Directions | Check each line below for "Inicjatywa" and report how many have it, nothing else.

---- Data supplied

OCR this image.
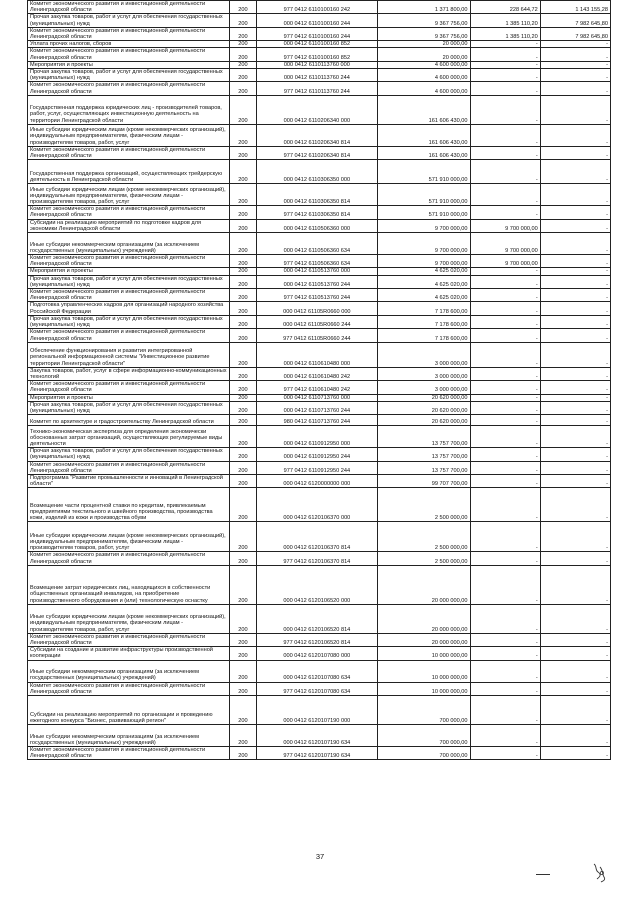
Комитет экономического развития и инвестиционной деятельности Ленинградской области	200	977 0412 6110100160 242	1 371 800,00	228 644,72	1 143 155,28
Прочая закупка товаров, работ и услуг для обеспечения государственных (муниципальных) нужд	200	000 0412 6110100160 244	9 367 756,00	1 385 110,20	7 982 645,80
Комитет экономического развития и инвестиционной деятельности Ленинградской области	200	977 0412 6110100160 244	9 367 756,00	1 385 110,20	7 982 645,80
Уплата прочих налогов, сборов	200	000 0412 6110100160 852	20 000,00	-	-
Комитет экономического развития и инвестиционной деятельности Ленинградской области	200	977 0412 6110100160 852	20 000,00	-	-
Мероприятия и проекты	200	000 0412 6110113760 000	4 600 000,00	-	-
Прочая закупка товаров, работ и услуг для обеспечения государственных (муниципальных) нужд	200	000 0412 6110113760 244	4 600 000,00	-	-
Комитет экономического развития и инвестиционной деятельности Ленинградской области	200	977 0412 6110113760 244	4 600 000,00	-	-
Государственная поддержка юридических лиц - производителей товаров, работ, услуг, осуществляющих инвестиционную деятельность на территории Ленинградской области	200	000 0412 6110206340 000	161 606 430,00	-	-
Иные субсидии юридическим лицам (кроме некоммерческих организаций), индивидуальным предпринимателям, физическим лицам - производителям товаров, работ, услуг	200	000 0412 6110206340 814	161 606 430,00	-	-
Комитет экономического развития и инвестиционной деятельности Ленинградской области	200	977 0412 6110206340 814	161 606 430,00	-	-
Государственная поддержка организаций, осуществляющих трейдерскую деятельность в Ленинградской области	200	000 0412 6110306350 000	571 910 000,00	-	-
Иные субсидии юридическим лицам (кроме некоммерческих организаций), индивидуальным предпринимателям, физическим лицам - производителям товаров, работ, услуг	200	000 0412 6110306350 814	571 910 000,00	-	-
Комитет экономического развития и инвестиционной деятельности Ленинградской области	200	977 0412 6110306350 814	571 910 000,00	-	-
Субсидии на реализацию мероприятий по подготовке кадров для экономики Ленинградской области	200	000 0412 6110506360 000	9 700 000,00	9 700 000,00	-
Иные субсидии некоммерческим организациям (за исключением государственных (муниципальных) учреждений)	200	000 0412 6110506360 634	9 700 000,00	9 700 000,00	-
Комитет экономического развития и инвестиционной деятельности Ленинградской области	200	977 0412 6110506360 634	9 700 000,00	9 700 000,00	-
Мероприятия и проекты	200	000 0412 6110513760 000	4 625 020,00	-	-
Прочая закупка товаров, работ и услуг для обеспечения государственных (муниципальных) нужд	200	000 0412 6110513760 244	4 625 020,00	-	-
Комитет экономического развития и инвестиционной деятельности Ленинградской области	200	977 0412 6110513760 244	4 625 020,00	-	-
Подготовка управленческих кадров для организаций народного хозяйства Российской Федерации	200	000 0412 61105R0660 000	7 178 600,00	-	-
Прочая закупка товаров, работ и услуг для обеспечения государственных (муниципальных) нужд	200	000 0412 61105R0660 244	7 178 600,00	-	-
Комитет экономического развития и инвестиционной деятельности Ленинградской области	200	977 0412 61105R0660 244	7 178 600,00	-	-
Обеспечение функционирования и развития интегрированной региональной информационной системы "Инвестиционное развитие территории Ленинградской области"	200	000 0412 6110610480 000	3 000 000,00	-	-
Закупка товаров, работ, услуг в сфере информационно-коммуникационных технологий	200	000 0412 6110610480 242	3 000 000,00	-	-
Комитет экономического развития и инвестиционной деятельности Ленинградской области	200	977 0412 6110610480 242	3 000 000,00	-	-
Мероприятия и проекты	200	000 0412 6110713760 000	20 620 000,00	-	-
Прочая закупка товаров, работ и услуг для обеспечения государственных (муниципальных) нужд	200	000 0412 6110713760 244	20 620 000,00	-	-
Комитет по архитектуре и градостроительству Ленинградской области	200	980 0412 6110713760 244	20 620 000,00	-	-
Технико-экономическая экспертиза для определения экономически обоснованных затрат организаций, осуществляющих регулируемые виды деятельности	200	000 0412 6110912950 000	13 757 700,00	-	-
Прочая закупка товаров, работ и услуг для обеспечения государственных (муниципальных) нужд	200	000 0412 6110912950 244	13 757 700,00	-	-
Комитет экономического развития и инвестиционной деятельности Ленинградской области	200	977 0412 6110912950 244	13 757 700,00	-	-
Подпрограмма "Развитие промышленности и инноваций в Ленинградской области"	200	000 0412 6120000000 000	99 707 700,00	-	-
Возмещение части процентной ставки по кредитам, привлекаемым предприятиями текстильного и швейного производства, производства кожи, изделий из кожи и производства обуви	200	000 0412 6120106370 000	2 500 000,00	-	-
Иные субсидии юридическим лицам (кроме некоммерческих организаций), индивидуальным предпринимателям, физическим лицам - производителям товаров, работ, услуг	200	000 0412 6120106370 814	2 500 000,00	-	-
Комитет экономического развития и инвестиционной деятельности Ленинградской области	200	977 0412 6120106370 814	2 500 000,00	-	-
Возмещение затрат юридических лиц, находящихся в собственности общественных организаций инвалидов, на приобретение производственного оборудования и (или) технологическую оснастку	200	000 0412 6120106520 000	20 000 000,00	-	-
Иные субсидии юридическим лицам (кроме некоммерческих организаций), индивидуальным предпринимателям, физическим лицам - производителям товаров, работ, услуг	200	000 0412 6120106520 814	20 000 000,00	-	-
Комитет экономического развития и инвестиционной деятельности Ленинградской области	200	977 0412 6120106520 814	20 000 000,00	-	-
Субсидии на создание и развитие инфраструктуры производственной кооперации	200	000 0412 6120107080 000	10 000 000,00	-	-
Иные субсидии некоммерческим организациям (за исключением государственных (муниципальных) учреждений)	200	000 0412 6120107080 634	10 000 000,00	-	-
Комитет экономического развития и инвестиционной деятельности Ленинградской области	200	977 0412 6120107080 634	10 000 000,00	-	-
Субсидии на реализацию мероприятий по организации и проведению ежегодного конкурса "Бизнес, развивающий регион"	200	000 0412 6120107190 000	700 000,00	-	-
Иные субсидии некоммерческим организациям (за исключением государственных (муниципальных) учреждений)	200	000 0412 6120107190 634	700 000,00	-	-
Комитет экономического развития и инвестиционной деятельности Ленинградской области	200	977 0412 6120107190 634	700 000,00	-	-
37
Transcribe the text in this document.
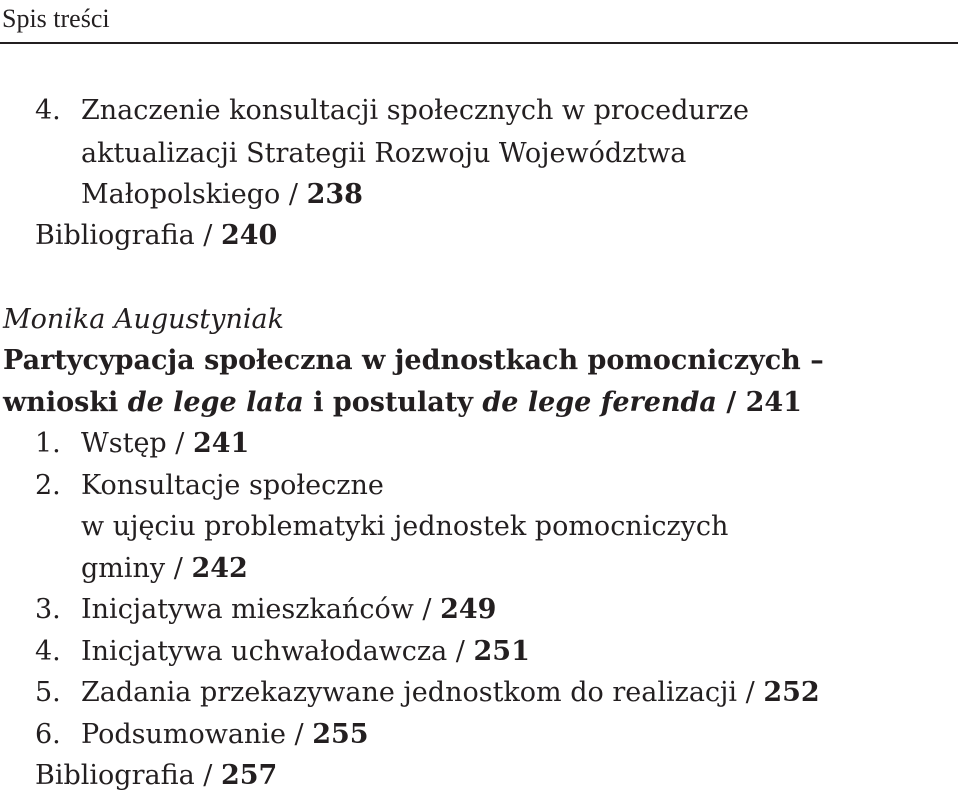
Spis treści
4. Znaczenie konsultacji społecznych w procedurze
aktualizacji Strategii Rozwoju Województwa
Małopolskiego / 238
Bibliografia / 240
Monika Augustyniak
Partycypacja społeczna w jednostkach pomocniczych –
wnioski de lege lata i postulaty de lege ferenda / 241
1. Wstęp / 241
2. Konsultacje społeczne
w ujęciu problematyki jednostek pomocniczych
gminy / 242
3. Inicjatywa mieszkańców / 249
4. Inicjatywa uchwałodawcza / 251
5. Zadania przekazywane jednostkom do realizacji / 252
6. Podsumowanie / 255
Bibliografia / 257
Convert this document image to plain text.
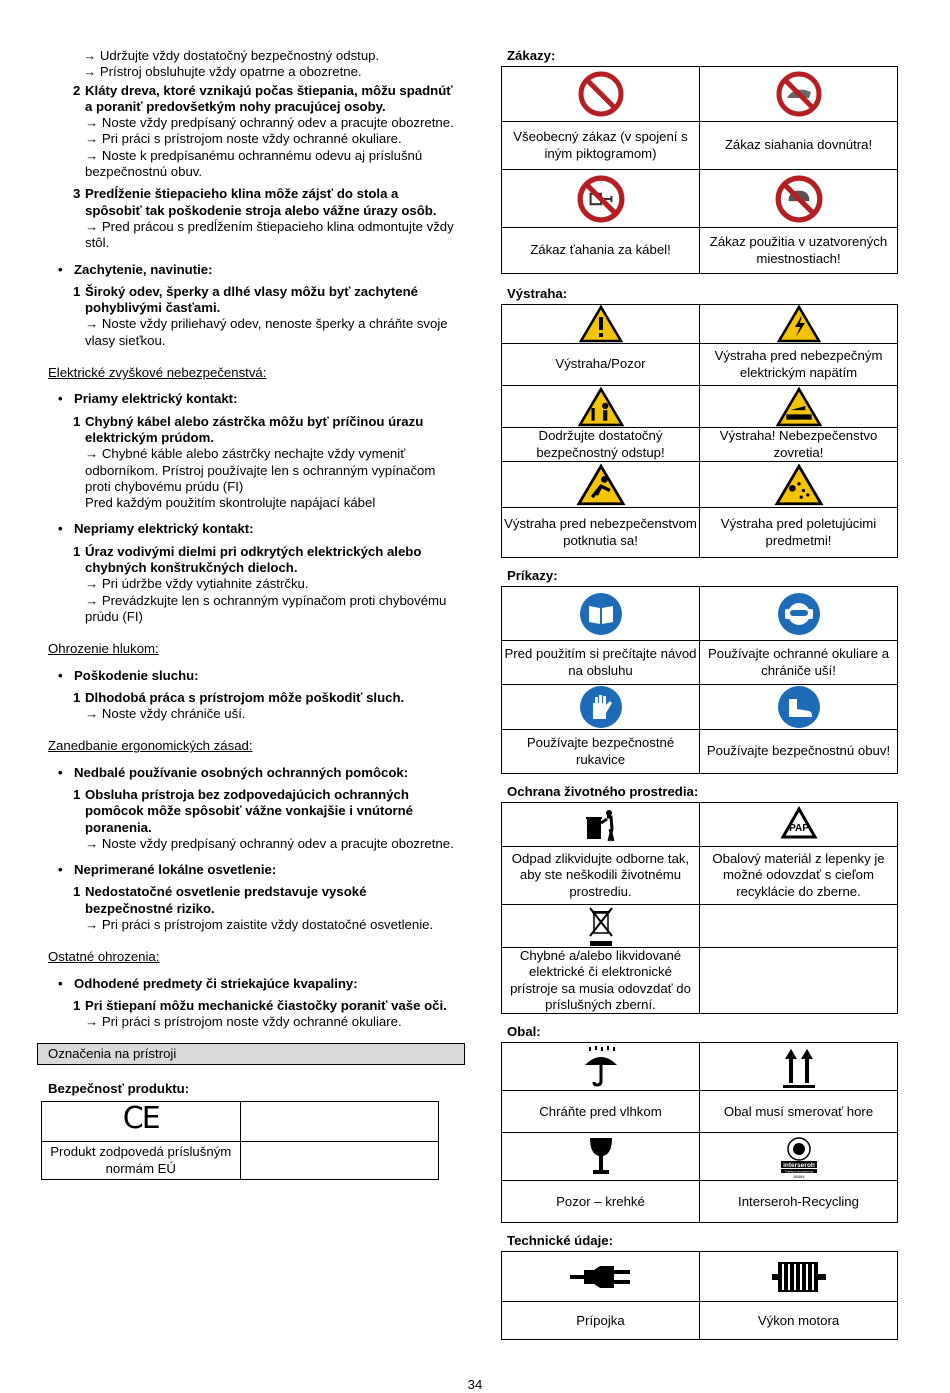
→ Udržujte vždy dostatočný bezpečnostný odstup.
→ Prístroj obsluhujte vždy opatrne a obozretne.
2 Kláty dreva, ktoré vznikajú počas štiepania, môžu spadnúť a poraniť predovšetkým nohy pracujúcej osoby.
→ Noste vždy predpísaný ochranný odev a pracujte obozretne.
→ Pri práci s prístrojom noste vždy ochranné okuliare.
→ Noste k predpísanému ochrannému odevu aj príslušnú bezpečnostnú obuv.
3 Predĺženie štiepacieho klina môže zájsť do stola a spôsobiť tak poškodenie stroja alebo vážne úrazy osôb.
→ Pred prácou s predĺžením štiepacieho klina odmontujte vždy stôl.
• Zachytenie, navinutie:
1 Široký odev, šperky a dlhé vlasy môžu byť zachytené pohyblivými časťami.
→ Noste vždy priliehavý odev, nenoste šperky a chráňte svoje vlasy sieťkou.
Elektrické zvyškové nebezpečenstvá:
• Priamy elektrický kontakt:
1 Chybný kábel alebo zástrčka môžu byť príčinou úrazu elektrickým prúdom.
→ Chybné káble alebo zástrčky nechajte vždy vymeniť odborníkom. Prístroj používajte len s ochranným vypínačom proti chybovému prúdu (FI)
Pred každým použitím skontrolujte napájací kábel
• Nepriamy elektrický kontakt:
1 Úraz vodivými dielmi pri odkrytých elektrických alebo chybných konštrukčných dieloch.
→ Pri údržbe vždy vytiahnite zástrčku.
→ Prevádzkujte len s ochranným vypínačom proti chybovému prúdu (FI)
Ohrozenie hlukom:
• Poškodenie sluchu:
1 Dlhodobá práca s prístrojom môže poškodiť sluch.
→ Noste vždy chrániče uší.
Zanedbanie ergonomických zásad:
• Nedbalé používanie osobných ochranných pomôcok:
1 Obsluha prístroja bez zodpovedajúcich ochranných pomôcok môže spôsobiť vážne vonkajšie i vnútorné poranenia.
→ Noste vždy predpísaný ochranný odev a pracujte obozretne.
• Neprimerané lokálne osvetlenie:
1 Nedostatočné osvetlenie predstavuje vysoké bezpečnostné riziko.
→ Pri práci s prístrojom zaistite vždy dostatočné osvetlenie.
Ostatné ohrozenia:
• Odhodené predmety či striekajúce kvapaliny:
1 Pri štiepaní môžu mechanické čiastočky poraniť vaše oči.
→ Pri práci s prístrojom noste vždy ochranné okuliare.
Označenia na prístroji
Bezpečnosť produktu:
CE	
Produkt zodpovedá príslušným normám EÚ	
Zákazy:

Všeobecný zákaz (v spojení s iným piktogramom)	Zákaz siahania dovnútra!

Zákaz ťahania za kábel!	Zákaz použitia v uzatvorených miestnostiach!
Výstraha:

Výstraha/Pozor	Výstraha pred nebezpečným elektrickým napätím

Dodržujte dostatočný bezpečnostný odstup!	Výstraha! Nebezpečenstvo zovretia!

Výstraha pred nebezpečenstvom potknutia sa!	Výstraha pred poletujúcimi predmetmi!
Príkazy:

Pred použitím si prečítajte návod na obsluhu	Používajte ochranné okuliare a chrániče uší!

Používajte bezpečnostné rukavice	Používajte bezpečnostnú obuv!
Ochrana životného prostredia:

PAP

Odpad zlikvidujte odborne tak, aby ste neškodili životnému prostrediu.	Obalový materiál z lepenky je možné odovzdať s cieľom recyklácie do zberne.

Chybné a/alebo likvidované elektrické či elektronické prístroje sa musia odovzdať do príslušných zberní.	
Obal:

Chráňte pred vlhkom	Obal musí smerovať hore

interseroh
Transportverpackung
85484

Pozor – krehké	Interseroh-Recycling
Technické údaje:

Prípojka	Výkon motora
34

--------

Result below | 2